**Exercise aim:** Reproduce nothing but the closing run of lines: the line with "Give me the" and each line that follows it to the end of the data.

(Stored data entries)
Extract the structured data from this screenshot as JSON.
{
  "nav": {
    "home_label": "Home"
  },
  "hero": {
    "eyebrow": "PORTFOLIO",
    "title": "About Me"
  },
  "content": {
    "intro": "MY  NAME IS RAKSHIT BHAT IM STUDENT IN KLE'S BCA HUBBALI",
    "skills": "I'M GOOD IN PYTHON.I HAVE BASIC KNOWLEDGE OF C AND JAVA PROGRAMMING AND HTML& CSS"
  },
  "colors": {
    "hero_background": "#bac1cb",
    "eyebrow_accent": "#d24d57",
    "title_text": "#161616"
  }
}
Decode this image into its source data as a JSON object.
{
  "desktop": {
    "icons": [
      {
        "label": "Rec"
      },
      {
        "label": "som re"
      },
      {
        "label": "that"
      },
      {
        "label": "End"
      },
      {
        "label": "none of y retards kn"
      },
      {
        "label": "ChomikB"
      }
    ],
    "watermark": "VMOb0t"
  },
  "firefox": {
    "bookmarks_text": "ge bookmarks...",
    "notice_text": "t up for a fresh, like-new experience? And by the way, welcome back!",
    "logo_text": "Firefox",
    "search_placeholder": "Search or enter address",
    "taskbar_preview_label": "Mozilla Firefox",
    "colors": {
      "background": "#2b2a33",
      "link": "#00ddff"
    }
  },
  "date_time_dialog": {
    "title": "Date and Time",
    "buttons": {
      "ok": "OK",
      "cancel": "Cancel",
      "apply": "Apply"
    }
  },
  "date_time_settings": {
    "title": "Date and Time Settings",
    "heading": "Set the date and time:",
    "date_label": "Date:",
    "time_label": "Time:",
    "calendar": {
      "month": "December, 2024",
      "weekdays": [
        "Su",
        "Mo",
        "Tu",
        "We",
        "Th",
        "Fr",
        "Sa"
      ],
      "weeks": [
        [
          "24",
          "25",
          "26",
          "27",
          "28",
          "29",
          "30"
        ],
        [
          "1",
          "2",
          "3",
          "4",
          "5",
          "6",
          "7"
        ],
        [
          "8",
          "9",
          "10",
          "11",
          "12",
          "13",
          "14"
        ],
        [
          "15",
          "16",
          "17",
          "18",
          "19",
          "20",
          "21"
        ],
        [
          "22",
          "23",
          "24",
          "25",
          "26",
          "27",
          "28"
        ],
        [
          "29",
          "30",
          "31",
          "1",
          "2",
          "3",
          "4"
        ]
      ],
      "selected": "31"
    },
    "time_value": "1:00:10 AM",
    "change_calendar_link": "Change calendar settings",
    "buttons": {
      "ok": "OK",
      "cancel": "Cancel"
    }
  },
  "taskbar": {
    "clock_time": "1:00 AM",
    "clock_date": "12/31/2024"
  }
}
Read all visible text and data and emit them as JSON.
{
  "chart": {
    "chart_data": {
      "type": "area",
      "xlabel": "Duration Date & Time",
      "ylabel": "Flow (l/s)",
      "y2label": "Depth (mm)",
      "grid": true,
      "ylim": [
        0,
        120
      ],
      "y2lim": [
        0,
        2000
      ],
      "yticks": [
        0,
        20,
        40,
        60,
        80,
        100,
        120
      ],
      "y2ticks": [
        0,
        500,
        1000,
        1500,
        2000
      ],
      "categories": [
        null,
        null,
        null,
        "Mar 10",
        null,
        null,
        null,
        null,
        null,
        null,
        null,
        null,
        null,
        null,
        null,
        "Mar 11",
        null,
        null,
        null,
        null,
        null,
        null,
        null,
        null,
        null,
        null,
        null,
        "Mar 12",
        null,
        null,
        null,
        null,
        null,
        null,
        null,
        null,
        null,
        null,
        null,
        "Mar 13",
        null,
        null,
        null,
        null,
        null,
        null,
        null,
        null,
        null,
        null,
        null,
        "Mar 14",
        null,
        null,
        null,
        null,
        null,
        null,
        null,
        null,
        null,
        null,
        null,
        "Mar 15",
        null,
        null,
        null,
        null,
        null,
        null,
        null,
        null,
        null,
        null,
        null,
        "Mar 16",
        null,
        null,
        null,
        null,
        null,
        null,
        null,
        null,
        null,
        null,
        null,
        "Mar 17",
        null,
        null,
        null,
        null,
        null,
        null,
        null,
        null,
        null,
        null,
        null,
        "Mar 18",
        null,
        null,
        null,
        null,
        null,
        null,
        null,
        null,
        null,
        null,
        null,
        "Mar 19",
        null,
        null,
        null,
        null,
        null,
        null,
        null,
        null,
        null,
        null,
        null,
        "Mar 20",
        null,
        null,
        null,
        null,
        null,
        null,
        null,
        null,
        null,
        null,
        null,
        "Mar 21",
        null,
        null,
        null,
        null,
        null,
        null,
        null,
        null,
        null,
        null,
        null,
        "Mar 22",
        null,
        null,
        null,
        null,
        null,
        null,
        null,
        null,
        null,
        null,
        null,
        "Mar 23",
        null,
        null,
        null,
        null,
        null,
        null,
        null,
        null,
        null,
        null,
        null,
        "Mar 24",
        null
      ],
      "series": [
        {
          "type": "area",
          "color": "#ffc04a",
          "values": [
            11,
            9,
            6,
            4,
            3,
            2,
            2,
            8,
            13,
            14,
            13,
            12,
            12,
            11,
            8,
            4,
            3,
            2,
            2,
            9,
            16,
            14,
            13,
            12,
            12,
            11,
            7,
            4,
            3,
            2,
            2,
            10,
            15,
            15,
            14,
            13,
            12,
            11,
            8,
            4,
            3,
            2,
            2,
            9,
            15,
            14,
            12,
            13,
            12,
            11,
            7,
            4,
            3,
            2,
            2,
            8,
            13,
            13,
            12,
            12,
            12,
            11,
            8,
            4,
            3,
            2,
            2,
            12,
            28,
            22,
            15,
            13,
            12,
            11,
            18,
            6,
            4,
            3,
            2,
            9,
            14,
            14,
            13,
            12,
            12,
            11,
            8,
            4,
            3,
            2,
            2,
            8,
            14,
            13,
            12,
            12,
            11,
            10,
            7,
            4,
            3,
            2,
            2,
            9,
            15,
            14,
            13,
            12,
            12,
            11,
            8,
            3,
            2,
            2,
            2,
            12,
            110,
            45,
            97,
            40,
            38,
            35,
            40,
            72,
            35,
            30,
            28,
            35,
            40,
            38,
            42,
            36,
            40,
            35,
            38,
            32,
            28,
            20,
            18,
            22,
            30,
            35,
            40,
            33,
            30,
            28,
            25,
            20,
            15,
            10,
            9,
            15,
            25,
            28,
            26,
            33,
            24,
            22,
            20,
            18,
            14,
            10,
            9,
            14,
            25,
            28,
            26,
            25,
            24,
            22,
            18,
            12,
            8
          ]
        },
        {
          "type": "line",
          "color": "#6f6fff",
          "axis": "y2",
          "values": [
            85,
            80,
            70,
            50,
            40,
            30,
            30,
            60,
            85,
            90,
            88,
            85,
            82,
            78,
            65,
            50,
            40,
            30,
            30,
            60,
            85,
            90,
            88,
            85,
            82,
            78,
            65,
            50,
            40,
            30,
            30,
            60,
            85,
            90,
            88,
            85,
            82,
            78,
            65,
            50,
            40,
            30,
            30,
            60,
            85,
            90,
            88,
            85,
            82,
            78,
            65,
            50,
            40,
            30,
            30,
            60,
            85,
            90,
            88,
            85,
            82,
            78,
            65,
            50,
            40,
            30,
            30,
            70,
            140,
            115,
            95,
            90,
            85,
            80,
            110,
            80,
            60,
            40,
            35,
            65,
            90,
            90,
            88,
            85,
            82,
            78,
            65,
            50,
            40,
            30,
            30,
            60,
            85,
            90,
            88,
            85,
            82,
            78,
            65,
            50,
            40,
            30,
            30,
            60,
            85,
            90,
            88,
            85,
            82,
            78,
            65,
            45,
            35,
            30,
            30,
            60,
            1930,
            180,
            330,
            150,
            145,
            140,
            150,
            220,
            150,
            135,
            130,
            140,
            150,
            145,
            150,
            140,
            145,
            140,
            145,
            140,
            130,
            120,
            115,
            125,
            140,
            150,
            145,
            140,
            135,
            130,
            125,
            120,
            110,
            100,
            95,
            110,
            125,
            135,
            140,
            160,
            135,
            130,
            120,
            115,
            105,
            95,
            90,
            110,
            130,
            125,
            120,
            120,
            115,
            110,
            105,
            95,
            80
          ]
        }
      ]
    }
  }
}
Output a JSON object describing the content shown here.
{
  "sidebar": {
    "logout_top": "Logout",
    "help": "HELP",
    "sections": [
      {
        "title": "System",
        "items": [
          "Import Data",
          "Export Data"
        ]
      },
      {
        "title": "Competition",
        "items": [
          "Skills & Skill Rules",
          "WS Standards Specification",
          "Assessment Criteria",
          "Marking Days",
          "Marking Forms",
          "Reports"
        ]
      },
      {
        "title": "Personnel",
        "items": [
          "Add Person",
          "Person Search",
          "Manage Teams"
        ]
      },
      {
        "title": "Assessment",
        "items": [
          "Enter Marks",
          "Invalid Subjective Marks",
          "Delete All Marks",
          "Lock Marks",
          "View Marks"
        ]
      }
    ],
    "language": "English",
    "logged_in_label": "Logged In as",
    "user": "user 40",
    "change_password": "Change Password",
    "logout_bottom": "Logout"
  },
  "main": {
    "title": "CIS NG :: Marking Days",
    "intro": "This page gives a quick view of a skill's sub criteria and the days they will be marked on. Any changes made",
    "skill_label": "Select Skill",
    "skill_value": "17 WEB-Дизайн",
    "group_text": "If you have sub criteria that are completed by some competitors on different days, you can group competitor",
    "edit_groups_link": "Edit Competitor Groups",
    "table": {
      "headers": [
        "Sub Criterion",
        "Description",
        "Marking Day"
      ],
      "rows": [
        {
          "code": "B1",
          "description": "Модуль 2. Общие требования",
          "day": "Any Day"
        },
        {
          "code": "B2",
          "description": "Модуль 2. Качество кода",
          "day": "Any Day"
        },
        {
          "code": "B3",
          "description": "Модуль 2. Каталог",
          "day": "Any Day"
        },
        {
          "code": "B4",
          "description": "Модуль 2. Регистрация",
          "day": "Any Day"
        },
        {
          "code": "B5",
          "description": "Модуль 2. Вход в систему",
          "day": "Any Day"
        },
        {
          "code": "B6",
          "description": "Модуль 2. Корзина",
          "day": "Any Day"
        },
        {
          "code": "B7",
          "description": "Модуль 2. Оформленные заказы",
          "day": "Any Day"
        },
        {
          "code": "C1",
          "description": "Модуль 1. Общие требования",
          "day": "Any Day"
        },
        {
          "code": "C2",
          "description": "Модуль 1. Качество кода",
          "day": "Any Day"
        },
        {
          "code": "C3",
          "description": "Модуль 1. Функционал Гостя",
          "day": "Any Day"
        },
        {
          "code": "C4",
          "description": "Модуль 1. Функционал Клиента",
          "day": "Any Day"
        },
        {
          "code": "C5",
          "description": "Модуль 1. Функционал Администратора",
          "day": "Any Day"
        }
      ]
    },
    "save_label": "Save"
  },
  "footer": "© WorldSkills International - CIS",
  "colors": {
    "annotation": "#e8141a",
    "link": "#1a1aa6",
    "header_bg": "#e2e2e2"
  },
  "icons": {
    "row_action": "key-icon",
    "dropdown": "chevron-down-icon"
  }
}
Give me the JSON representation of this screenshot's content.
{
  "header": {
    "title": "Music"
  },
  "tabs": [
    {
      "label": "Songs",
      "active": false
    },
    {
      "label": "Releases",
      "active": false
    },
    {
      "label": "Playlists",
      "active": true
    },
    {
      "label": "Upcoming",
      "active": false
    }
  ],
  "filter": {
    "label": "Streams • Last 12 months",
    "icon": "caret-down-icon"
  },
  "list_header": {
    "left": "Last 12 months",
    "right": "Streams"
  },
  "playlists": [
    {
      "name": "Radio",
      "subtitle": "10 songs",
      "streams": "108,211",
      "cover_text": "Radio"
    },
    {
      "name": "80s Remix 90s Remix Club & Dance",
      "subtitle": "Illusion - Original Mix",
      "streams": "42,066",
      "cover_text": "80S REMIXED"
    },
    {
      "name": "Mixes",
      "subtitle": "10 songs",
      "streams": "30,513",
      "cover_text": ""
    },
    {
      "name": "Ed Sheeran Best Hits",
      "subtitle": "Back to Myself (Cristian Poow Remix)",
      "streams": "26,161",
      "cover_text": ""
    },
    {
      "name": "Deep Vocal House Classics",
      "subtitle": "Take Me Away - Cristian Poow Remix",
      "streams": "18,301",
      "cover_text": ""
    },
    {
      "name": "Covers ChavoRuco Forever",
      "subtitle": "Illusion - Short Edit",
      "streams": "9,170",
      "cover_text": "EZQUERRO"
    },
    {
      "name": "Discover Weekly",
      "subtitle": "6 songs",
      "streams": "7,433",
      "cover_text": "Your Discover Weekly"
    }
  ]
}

**Task answer:**
Give me the JSON representation of this screenshot's content.
{
  "header": {
    "title": "Music"
  },
  "tabs": [
    {
      "label": "Songs",
      "active": false
    },
    {
      "label": "Releases",
      "active": false
    },
    {
      "label": "Playlists",
      "active": true
    },
    {
      "label": "Upcoming",
      "active": false
    }
  ],
  "filter": {
    "label": "Streams • Last 12 months",
    "icon": "caret-down-icon"
  },
  "list_header": {
    "left": "Last 12 months",
    "right": "Streams"
  },
  "playlists": [
    {
      "name": "Radio",
      "subtitle": "10 songs",
      "streams": "108,211",
      "cover_text": "Radio"
    },
    {
      "name": "80s Remix 90s Remix Club & Dance",
      "subtitle": "Illusion - Original Mix",
      "streams": "42,066",
      "cover_text": "80S REMIXED"
    },
    {
      "name": "Mixes",
      "subtitle": "10 songs",
      "streams": "30,513",
      "cover_text": ""
    },
    {
      "name": "Ed Sheeran Best Hits",
      "subtitle": "Back to Myself (Cristian Poow Remix)",
      "streams": "26,161",
      "cover_text": ""
    },
    {
      "name": "Deep Vocal House Classics",
      "subtitle": "Take Me Away - Cristian Poow Remix",
      "streams": "18,301",
      "cover_text": ""
    },
    {
      "name": "Covers ChavoRuco Forever",
      "subtitle": "Illusion - Short Edit",
      "streams": "9,170",
      "cover_text": "EZQUERRO"
    },
    {
      "name": "Discover Weekly",
      "subtitle": "6 songs",
      "streams": "7,433",
      "cover_text": "Your Discover Weekly"
    }
  ]
}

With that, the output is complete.